More green for Greentown Labs
Clean-energy incubator gets corporate boost
As Houston, the world’s longtime energy capital, tries to maintain its crown during the transition from fossil fuels to cleaner energy, Greentown Labs is offering an increasingly stronger push.
The Houston home of the Massachusetts-based clean-energy incubator gained more corporate support last week and now has lined up more than 20 partners and 16 inaugural startups working to make the city a clean-energy hub.
Five corporate partners, CenterPoint Energy, Gexa Energy, EIV Capital, Wells Fargo and Williams, joined Greentown Labs Houston on Tuesday.
The incubator plans to open this spring in a former Midtown Fiesta store with about 40,000 square feet, large enough for 50 early-stage companies. For local entrepreneurs, Greentown Labs will provide fundraising and networking connections, and office and lab space. For corporate partners, it’s a chance to get in on the
ground floor of green energy innovations as the world shifts from fossil fuels to renewables.
The lab, which will focus on climate-related technology on the road to commercialization, including carbon capture, hydrogen fuel technology and battery storage, shows that Houston isn’t just an oil and gas town anymore but a city eyeing the next big thing in clean energy. The lab is the first big tenant in the city’s Innovation District, the
Rice University-designed zone expected serve as a gathering place for entrepreneurs, large companies looking for new technologies, financiers and academics.
Greentown Labs set a fundraising goal of $7.5 million — later increased to $10 million — to renovate the former grocery store and to cover three years of operations.

▶ PROVIDED INFORMATION
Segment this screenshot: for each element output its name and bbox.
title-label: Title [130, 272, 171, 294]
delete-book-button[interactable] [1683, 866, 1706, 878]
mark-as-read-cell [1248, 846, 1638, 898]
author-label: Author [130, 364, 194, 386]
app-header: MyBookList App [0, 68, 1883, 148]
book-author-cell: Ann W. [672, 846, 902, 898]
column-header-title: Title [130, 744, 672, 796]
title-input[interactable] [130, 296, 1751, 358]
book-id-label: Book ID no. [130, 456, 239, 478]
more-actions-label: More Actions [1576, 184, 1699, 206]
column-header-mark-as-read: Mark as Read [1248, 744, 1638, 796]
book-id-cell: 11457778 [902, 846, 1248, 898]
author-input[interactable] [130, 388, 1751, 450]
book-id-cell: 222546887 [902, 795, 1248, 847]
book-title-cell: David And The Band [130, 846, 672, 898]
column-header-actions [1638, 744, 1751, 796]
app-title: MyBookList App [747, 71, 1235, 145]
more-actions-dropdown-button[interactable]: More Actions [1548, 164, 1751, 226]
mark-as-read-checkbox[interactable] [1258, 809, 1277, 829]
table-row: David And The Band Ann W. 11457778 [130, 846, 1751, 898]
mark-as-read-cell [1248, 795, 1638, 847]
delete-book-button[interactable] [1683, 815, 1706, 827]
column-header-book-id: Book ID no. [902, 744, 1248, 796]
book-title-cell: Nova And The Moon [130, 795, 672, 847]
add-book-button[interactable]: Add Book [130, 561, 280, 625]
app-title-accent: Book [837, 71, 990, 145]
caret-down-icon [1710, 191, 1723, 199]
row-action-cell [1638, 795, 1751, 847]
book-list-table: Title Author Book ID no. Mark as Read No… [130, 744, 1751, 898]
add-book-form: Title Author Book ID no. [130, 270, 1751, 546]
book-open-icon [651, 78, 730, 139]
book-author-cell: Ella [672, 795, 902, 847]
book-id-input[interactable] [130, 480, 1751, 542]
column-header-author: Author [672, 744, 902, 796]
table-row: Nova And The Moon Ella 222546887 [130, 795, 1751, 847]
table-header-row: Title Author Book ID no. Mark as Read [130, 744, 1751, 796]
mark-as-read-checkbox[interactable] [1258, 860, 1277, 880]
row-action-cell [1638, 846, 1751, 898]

▶ WHAT TO DO
**1)** In the Greentown Labs article, translate this sentence into Spanish: "Greentown Labs set a fundraising goal of $7.5 million — later increased to $10 million — to renovate the former grocery store and to cover three years of operations."
**2)** Pick up the Greentown Labs article after its final sentence and write the next few sentences.

▶ OUTPUTS BY TASK
**1)** Greentown Labs fijó una meta de recaudación de fondos de 7,5 millones de dólares —que luego aumentó a 10 millones— para renovar el antiguo supermercado y cubrir tres años de operaciones.

**2)**
“I’d say the response has been overwhelming,” said Greentown Labs CEO Emily Reichert.
Several companies have signed on as partners, contributing money and expertise, including Chevron, Shell and BHP. Others, such as the law firm Vinson & Elkins, have agreed to provide free or reducedcost services. Greentown Labs, a private company that relies on membership fees and corporate partnerships for revenue, wouldn’t say how much each partner is contributing.
The lab grew from a small group of startups a decade ago near the Massachusetts Institute of Technology in Cambridge. The Massachusetts lab helped launch 280 companies.
In Houston, one of the latest young companies to sign on is Black Mountain Metals, a Fort Worth-based owner of a nickel and copper
mine in Australia. The company, which spent $15 million to buy the onceshuttered mine and invested $60 million into operations, is scheduled to produce its first batch of nickel concentrate this spring for use in lithium batteries, President and COO Ashley ZumwaltForbes said.
Zumwalt-Forbes, a petroleum engineer who worked for Exxon Mobil in Houston until 2015, said she became familiar with Greentown Labs when she was a graduate business student at Harvard. She is drawn to the social promise of the lab in Houston and networking with other entrepreneurs engaged in disruption and innovation.
“I want to be surrounded by people who see like I do,” she said.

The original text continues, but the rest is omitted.